Chart and figure data:
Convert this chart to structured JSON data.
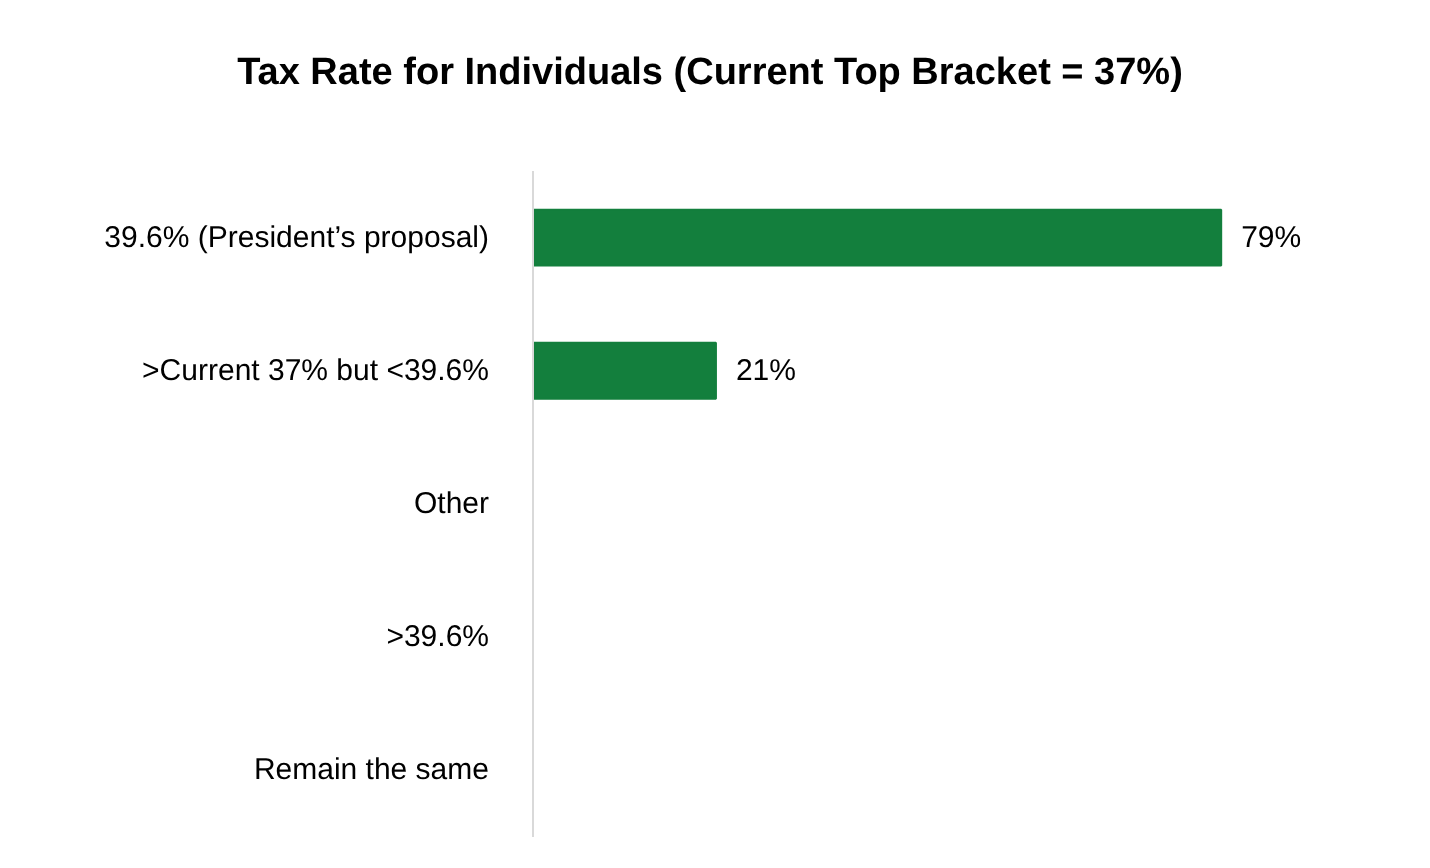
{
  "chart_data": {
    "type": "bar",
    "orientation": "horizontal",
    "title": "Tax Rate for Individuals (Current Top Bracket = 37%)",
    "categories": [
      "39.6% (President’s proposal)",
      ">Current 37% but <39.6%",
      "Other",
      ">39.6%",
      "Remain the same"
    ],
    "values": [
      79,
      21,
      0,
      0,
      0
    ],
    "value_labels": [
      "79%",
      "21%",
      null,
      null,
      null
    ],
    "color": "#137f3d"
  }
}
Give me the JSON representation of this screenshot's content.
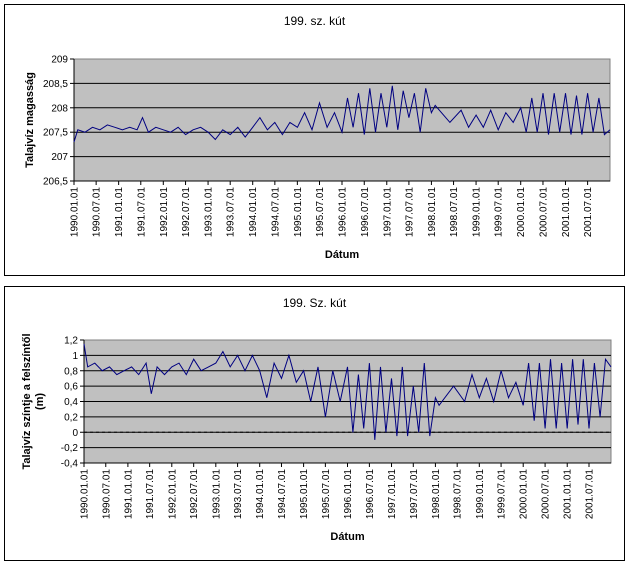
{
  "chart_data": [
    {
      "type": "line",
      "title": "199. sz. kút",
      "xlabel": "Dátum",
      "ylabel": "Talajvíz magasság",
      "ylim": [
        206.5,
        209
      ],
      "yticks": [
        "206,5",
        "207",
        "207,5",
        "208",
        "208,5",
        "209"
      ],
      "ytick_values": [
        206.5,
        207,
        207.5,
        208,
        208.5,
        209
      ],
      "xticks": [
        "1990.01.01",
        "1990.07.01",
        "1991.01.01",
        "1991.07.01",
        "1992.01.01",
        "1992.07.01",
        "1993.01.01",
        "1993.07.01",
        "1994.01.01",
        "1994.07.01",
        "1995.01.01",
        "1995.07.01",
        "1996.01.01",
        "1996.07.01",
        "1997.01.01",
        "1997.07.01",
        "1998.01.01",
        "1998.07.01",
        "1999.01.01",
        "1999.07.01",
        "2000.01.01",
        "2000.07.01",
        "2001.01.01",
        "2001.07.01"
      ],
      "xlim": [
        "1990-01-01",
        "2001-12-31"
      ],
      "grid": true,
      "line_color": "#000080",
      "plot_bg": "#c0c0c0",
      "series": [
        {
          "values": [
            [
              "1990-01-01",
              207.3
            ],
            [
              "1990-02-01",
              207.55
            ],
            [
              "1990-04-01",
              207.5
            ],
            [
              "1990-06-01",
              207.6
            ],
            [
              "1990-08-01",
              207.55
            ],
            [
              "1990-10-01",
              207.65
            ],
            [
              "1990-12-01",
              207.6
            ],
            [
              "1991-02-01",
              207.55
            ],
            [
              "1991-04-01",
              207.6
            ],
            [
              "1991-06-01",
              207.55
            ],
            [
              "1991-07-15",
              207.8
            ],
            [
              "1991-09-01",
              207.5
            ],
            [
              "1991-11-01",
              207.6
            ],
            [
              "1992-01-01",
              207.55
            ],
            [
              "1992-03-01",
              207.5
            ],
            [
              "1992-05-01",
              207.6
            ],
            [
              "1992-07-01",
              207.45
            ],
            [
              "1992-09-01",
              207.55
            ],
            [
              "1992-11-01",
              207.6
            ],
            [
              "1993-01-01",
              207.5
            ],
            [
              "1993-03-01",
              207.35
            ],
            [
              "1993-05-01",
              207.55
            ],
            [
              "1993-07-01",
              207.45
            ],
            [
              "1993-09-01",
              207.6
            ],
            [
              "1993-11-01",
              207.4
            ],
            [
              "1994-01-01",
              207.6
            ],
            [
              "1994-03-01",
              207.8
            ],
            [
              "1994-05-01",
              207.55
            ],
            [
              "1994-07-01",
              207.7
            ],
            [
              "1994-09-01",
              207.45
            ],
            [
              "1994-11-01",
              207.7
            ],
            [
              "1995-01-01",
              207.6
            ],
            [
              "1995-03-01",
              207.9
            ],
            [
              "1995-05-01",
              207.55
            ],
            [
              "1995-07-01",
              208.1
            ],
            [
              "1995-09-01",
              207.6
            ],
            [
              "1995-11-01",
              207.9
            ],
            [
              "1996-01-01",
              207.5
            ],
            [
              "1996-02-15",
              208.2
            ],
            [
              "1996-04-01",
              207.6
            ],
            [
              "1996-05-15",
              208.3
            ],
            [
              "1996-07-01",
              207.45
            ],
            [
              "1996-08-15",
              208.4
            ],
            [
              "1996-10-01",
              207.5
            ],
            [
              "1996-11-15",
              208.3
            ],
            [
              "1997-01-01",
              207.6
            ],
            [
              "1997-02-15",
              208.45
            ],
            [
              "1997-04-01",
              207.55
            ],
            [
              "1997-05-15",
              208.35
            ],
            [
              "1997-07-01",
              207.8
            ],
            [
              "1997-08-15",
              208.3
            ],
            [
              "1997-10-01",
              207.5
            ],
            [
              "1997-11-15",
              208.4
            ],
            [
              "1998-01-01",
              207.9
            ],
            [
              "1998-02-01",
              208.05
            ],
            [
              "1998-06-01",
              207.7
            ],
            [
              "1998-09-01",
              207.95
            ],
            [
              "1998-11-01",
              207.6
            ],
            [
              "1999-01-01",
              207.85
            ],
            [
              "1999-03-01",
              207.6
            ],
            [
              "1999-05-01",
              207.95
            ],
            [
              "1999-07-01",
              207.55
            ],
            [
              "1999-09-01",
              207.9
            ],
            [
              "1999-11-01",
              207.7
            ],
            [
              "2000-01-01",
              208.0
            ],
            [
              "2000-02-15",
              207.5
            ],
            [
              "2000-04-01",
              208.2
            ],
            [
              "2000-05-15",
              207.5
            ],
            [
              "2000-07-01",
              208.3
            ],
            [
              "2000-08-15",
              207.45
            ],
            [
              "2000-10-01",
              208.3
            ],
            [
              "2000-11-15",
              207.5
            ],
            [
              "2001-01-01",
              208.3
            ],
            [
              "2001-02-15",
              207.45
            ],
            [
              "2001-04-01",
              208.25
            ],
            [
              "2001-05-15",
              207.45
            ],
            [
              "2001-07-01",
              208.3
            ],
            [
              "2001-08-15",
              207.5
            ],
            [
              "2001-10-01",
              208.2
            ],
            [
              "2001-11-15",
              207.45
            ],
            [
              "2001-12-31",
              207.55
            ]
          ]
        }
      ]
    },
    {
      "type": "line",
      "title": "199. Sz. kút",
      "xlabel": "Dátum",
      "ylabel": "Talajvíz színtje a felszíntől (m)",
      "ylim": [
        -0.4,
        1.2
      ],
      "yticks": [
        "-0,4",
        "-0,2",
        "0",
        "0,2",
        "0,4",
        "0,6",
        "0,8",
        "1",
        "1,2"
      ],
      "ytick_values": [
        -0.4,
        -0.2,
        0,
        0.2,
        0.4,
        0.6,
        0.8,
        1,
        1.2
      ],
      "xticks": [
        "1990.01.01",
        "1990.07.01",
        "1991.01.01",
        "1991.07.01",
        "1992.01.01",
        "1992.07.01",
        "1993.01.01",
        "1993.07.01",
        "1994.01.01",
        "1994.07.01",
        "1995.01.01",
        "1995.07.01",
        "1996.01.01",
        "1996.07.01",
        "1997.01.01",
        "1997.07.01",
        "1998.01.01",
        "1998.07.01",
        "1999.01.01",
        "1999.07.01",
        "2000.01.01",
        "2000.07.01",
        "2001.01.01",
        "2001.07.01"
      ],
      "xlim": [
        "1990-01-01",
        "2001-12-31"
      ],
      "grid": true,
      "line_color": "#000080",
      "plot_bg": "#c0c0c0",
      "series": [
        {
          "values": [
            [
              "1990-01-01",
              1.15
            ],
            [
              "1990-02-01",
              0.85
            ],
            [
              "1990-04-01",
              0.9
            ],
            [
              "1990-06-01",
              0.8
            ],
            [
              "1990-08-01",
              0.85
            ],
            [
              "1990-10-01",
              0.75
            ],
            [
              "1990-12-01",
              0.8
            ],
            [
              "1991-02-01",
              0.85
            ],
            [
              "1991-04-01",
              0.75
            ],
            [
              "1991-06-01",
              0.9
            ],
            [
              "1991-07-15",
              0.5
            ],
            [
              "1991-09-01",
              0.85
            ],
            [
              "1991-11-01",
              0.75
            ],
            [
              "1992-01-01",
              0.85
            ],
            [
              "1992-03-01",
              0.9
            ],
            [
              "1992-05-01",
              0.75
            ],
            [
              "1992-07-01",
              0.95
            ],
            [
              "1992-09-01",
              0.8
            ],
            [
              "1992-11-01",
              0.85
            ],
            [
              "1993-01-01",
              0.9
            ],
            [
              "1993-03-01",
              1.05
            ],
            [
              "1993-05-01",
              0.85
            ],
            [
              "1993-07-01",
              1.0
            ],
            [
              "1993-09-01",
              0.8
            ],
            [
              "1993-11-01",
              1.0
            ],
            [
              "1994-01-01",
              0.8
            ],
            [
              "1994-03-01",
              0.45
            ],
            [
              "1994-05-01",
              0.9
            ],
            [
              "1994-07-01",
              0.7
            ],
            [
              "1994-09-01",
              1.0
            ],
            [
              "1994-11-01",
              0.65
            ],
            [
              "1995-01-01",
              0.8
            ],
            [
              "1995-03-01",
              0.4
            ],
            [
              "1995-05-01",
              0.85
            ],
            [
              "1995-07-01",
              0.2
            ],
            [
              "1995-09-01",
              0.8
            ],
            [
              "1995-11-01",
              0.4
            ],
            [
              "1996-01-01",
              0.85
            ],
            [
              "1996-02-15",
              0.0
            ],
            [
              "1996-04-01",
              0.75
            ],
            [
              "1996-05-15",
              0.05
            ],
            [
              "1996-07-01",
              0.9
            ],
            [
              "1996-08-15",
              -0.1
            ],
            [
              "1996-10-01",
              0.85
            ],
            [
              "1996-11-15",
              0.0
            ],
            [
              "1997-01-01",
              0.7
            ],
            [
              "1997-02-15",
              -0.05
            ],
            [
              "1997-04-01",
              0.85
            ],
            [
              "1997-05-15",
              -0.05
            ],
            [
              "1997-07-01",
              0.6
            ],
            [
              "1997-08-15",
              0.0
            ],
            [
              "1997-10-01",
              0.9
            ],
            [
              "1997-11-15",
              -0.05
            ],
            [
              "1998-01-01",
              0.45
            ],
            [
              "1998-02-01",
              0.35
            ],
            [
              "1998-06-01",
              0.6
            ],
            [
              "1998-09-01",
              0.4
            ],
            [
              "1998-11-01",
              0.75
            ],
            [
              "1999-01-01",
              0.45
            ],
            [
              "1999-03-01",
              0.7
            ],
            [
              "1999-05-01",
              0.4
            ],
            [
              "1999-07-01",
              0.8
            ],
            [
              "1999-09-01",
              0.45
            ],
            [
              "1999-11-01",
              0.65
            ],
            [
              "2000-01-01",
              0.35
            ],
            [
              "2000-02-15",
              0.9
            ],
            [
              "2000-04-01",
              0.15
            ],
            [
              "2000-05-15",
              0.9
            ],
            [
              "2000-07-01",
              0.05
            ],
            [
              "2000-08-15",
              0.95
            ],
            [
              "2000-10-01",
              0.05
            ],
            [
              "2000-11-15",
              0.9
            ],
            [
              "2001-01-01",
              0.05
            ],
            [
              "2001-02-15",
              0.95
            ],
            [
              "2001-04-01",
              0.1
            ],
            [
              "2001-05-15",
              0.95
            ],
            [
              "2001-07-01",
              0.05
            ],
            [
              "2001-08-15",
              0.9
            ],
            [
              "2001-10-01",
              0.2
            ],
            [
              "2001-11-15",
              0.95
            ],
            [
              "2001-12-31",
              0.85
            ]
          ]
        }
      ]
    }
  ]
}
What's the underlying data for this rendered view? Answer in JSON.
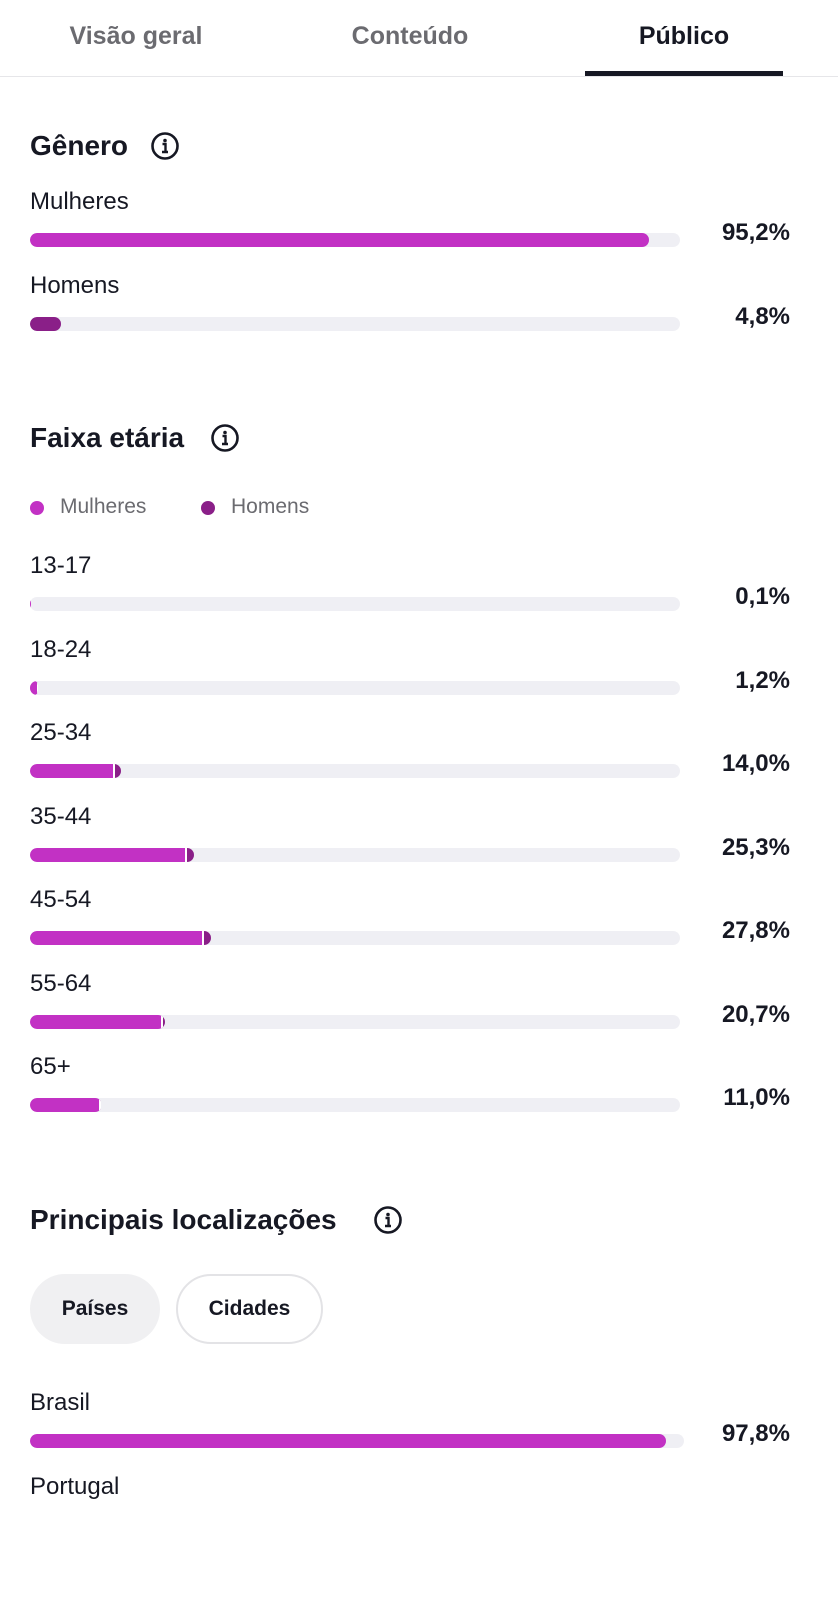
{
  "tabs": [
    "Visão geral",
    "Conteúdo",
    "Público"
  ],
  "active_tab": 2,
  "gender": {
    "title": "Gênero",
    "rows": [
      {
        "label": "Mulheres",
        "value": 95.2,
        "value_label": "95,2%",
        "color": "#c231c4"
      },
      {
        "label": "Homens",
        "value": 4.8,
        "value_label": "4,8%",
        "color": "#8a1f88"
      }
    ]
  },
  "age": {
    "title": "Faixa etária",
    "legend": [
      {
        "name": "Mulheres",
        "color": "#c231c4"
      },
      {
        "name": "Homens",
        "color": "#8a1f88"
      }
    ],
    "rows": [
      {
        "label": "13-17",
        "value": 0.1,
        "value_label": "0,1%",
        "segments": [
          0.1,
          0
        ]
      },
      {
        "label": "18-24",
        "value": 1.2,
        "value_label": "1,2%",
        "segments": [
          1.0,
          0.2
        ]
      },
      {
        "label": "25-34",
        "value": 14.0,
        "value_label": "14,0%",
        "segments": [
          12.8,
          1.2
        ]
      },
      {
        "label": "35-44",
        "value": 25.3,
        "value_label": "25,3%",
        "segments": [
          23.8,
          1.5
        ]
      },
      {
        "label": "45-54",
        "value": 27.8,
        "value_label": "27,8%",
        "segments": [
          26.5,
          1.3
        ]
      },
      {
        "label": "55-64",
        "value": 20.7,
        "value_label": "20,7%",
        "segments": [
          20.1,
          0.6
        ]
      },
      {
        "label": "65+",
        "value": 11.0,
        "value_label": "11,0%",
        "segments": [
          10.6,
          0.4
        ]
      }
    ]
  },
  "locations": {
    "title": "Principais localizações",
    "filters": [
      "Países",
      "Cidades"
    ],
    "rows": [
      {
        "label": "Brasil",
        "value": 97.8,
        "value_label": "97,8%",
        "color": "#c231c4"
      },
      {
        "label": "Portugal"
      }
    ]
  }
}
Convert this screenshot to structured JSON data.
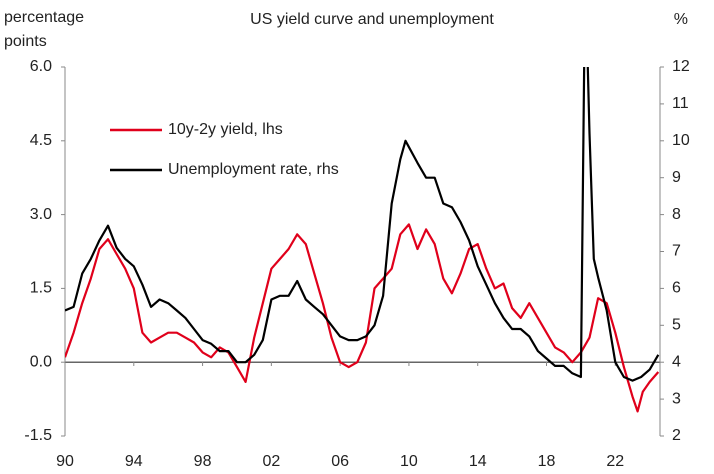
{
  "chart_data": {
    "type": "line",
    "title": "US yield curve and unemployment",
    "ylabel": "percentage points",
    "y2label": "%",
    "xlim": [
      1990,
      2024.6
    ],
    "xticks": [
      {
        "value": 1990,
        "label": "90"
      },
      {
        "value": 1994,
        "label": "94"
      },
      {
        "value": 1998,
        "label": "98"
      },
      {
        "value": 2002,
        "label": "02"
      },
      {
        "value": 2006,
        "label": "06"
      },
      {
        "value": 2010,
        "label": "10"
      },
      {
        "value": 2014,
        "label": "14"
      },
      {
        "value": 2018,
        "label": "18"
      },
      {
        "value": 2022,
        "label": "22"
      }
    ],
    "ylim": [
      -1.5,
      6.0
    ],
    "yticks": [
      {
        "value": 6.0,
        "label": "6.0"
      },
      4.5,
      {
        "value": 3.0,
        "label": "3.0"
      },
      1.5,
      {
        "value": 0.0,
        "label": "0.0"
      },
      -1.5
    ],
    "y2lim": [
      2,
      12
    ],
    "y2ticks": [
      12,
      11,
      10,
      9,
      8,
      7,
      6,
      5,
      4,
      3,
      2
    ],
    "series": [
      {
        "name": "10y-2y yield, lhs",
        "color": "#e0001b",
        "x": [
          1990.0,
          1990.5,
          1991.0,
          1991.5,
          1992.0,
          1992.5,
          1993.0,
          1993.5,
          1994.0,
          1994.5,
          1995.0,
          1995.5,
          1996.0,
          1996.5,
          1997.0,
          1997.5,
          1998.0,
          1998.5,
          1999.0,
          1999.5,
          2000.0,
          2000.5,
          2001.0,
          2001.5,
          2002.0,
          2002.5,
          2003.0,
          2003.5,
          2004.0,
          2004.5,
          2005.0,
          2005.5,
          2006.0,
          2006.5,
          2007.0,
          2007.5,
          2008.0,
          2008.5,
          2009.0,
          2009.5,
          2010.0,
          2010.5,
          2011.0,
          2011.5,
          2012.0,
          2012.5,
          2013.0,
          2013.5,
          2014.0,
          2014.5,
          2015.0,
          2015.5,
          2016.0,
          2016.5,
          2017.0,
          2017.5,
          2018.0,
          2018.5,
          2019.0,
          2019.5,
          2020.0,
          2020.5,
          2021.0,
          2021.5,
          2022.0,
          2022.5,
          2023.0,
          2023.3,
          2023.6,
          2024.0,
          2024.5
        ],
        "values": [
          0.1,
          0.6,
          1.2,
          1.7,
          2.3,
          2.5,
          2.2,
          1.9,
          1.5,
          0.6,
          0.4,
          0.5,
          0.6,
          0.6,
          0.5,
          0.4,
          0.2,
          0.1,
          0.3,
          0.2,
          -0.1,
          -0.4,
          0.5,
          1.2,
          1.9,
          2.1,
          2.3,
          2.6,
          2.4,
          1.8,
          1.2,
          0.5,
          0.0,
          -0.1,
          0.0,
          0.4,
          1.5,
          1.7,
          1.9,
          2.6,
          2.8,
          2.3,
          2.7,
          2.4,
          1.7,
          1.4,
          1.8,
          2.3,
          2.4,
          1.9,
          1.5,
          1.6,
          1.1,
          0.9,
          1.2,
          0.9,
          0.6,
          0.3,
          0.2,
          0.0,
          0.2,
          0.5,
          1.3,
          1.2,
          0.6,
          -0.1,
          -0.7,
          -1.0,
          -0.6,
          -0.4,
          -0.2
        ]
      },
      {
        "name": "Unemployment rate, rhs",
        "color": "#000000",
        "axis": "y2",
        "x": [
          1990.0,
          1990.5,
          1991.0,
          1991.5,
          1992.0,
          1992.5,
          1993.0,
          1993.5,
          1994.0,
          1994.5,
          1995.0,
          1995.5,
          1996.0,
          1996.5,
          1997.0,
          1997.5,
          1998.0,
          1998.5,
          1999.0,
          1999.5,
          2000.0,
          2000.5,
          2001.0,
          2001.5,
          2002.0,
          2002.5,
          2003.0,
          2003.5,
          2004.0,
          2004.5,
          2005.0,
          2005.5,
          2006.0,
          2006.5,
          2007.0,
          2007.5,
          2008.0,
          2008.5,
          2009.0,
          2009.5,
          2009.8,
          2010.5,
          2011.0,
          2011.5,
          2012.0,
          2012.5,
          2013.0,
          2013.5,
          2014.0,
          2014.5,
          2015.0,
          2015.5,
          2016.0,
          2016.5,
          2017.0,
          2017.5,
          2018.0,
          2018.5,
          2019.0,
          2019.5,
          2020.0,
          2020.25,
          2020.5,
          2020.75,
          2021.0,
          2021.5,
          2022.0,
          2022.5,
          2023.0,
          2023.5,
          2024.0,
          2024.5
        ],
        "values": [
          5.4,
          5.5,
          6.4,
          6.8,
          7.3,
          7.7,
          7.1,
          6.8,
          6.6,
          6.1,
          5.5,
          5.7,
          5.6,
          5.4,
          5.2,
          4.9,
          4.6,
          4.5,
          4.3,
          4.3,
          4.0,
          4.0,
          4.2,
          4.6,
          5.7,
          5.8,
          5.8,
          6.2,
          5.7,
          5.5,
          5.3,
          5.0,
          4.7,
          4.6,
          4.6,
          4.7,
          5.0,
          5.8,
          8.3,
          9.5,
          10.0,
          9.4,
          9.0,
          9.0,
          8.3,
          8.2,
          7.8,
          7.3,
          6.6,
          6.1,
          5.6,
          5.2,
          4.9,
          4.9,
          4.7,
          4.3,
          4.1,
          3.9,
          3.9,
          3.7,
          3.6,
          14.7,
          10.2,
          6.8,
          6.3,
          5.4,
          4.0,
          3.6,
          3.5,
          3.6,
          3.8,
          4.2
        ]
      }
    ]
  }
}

> _Aim_
Check each line in the listing above for the string "Convert", then report how many lines contain it, with no other text.

> _Response_
2